## Reading passage

• • • • •

[Top][All Lists]
[Date Prev][Date Next][Thread Prev][Thread Next][Date Index][Thread Index]
Re: [Help-source-highlight] Unicode files ?
From: |
Dario Teixeira |
Subject: |
Re: [Help-source-highlight] Unicode files ? |
Date: |
Fri, 2 Apr 2010 07:03:04 -0700 (PDT) |
Hi,
> the html might bring also bad encoding in the head, but I
> guess it is also due to the fact that source-highlight reads
> two bytes, which in unicode represent a single character,
> and interprets them as two characters instead of one.
> This is unicode, am I right? Sorry for my ignorance,
> but with unicode in a text file every character is
> represented by two bytes, right?
Nope. There is not one standard Unicode encoding, but several. The most
common one is UTF-8, which is a variable length encoding where each Unicode
character can take from 1 to 4 bytes (originally it was up to 6, but that's
deprecated now). Another variable-length encoding is UTF-16, where each
character can occupy between 2 and 4 bytes. The only fixed-length encoding
is UTF-32 (UCS-4), where each character requires 4 bytes.

• • • • •

## Source excerpt
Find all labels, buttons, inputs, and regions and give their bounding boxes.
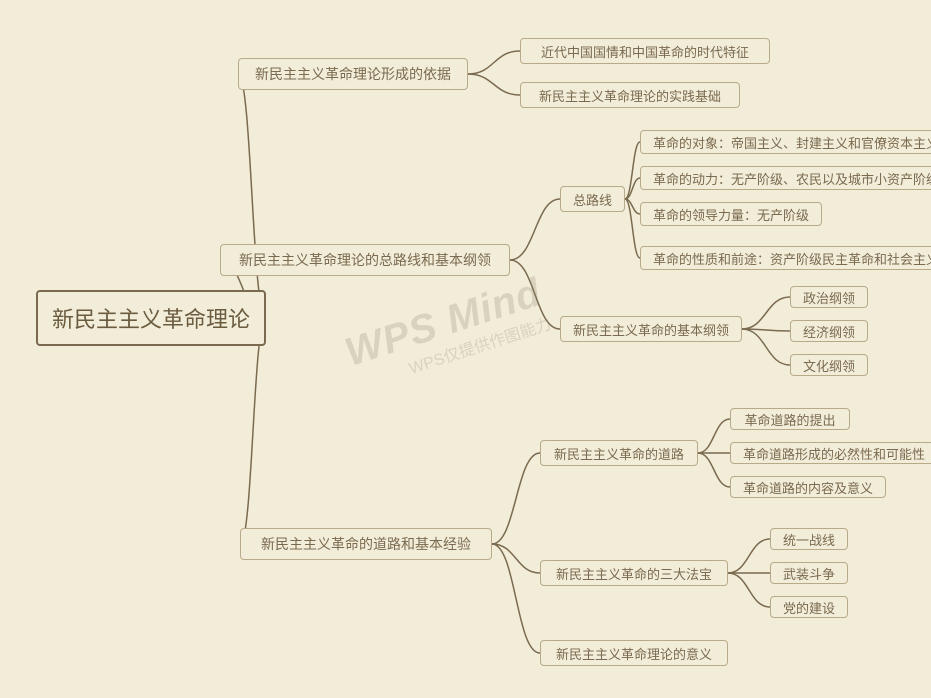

• • • • •

## Aim
Continue the mailing-list reply on Unicode encodings, starting right after its last sentence.

## Written response
> I'd like to try with wstring and see whether this solves
> something.
I haven't used C++ in a long time, but isn't wstring based on wchar_t,
which is 2 bytes long? If so, it won't solve anything. There is no
Unicode encoding that uses a fixed-length of 2 bytes!
Lorenzo, I think we can give you a hand in implementing this. However,
if you read through this entire thread you will notice that the best
course of action is dependent on a crucial piece of information which
you are the most qualified person to provide: we need a list of the
manipulations that Source-highlight applies to strings.
Hope that helps!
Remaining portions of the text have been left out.